Records from a data collection
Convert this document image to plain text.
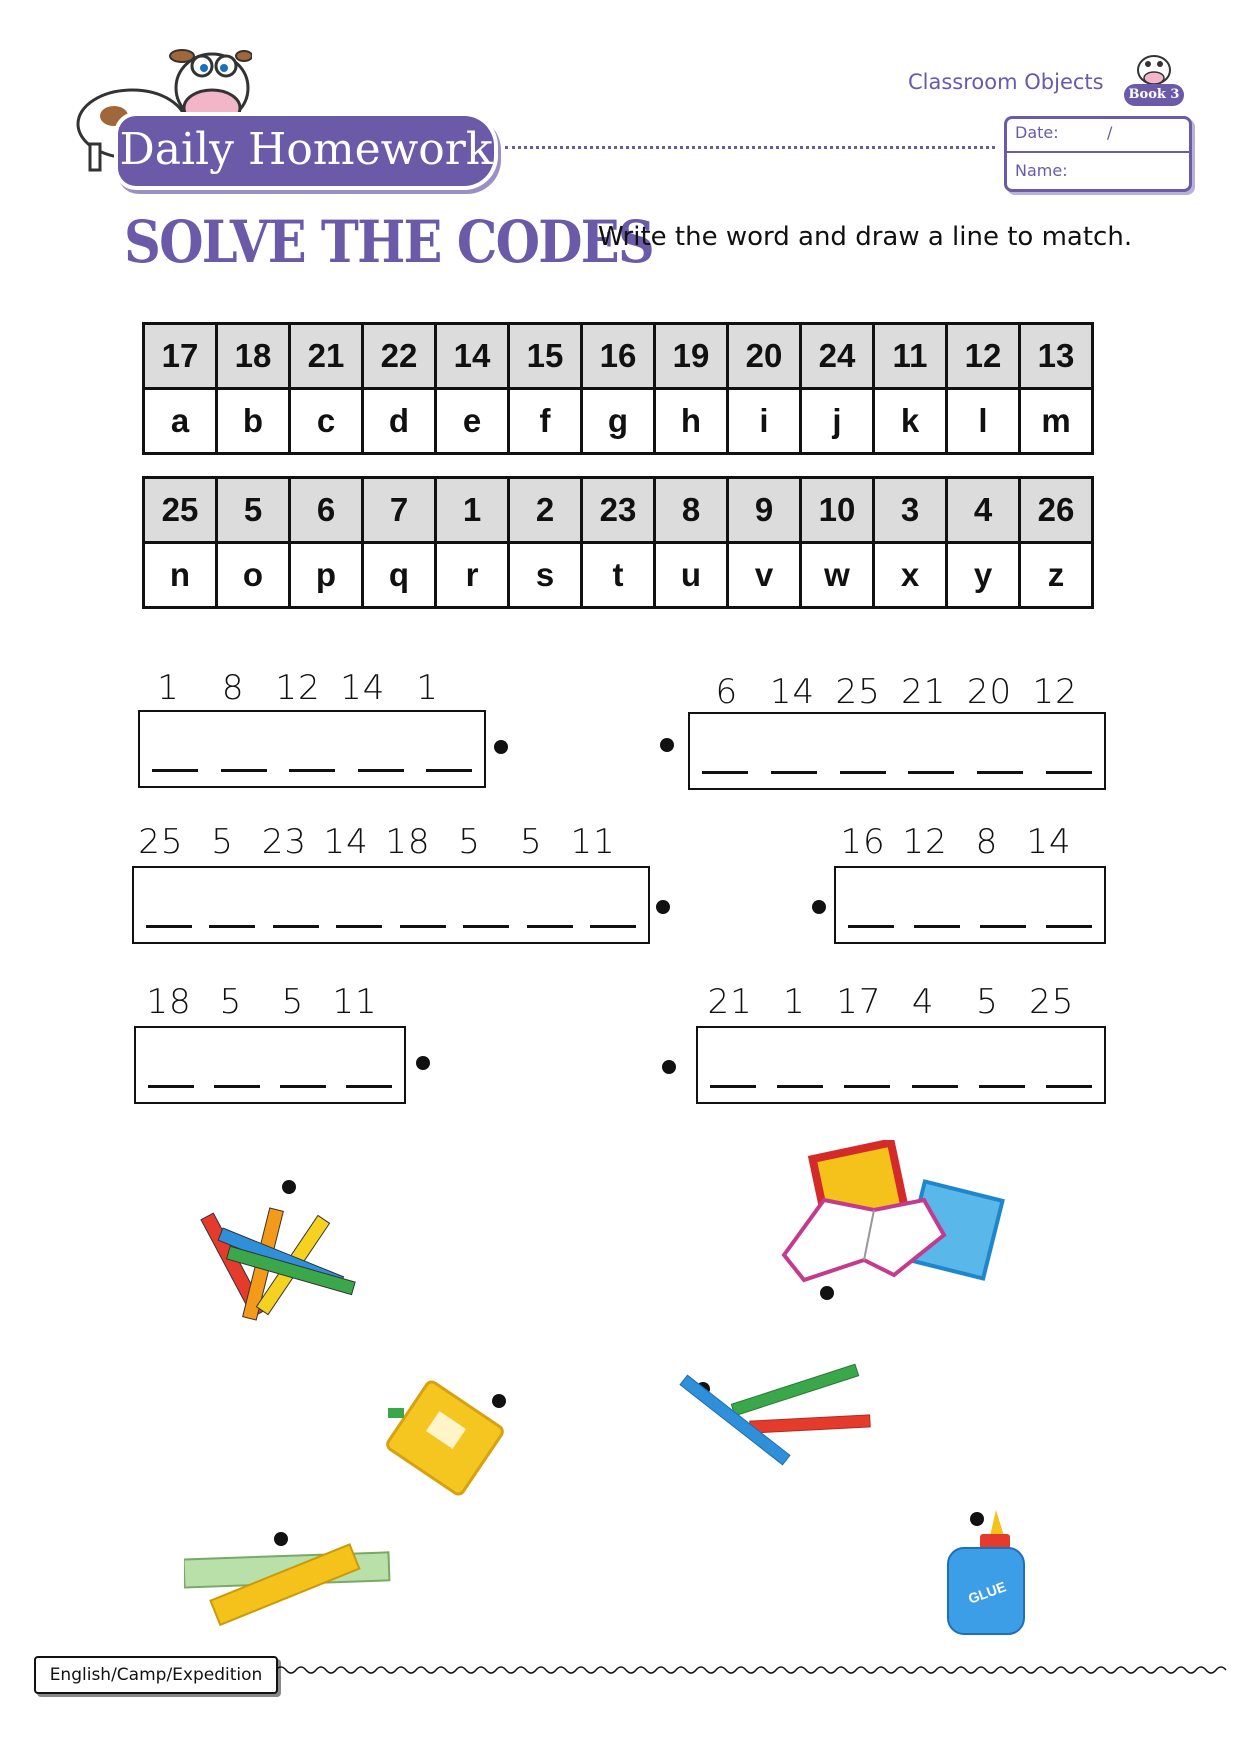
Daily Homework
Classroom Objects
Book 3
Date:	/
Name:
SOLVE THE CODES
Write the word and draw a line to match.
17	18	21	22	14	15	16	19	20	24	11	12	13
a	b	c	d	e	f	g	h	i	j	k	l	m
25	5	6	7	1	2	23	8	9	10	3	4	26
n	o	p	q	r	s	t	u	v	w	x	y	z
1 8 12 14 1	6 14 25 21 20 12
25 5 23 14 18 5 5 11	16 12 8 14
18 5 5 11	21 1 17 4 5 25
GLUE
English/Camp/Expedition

WHAT THE TASK REQUIRES
Drop the images and repeat the data exactly.

EXPECTED OUTPUT
Convert this document image to plain text.
Daily Homework
Classroom Objects
Book 3
Date:	/
Name:
SOLVE THE CODES
Write the word and draw a line to match.
17	18	21	22	14	15	16	19	20	24	11	12	13
a	b	c	d	e	f	g	h	i	j	k	l	m
25	5	6	7	1	2	23	8	9	10	3	4	26
n	o	p	q	r	s	t	u	v	w	x	y	z
1 8 12 14 1	6 14 25 21 20 12
25 5 23 14 18 5 5 11	16 12 8 14
18 5 5 11	21 1 17 4 5 25
GLUE
English/Camp/Expedition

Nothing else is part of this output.